- **Exercise**
Extract from the listing each line in which the word "that" appears.
--------------------------------
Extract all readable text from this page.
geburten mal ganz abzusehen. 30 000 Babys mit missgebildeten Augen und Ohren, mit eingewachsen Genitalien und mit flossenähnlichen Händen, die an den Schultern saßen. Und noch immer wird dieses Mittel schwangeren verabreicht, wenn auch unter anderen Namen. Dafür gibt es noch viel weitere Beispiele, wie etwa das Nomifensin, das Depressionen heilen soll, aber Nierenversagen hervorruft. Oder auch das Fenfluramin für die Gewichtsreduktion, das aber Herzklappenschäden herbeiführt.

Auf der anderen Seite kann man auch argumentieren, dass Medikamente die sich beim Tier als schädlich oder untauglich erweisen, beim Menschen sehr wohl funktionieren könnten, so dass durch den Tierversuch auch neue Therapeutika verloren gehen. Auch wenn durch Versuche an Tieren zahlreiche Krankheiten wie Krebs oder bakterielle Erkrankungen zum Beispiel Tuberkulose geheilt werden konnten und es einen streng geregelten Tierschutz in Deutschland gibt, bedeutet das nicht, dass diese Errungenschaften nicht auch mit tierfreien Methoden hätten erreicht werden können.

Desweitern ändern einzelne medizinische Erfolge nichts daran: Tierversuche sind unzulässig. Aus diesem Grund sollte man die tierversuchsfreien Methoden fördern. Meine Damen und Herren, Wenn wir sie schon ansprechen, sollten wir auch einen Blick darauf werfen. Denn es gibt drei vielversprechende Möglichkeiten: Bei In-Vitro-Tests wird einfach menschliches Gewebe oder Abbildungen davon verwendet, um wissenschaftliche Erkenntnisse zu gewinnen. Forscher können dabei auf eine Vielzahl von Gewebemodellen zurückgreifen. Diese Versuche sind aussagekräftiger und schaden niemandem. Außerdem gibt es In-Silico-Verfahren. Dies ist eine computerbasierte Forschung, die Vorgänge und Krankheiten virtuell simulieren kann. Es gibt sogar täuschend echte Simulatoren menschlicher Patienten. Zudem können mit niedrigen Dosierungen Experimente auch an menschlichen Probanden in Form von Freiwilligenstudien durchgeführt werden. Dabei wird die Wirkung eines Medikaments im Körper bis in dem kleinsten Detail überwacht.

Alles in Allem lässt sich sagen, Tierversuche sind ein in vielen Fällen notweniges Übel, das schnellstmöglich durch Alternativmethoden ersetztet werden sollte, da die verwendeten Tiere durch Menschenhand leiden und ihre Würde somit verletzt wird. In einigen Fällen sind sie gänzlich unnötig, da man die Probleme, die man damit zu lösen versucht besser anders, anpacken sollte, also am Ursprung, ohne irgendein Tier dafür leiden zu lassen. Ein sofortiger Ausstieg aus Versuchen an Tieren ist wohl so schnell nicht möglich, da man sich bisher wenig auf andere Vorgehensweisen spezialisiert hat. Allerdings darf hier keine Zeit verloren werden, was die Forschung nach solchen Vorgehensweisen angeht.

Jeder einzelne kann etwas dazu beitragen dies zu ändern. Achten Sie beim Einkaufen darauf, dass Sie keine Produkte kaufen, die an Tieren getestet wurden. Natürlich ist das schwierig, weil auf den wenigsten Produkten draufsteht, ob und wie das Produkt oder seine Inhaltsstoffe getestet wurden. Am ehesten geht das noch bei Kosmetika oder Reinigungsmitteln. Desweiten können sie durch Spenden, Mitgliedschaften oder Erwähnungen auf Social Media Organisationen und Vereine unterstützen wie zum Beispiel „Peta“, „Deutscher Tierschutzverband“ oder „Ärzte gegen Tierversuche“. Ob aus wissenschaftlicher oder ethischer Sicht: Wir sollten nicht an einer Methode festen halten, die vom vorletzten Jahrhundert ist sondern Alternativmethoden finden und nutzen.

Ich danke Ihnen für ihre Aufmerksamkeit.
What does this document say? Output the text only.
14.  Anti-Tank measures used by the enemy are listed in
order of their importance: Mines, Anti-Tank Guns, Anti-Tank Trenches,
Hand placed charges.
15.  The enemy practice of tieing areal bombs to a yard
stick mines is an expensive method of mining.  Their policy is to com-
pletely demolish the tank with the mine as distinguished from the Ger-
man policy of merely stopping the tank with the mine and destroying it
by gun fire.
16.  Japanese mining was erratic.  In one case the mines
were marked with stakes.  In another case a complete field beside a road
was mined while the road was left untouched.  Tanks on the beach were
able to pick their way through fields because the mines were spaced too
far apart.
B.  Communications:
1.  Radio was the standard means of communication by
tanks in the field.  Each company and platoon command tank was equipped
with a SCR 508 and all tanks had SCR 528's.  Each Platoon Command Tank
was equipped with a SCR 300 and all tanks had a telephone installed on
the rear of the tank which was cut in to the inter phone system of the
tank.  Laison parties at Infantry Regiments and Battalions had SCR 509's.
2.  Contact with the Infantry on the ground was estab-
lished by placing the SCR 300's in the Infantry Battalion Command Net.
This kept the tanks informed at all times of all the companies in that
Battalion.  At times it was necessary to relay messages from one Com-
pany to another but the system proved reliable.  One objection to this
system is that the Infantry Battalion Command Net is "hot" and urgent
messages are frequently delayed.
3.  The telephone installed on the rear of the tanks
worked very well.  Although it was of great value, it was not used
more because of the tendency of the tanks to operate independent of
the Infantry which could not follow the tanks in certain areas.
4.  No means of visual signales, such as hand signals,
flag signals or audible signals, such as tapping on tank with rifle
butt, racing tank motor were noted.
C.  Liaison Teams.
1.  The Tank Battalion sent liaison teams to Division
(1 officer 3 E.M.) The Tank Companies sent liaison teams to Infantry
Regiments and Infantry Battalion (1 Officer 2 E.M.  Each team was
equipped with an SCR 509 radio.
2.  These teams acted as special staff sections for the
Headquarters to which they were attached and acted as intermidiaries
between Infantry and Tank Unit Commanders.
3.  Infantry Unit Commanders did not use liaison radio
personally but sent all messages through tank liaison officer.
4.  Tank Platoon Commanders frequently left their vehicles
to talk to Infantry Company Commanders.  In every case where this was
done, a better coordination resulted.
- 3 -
--------------------------------
- **Completed exercise**
This kept the tanks informed at all times of all the companies in that
system is that the Infantry Battalion Command Net is "hot" and urgent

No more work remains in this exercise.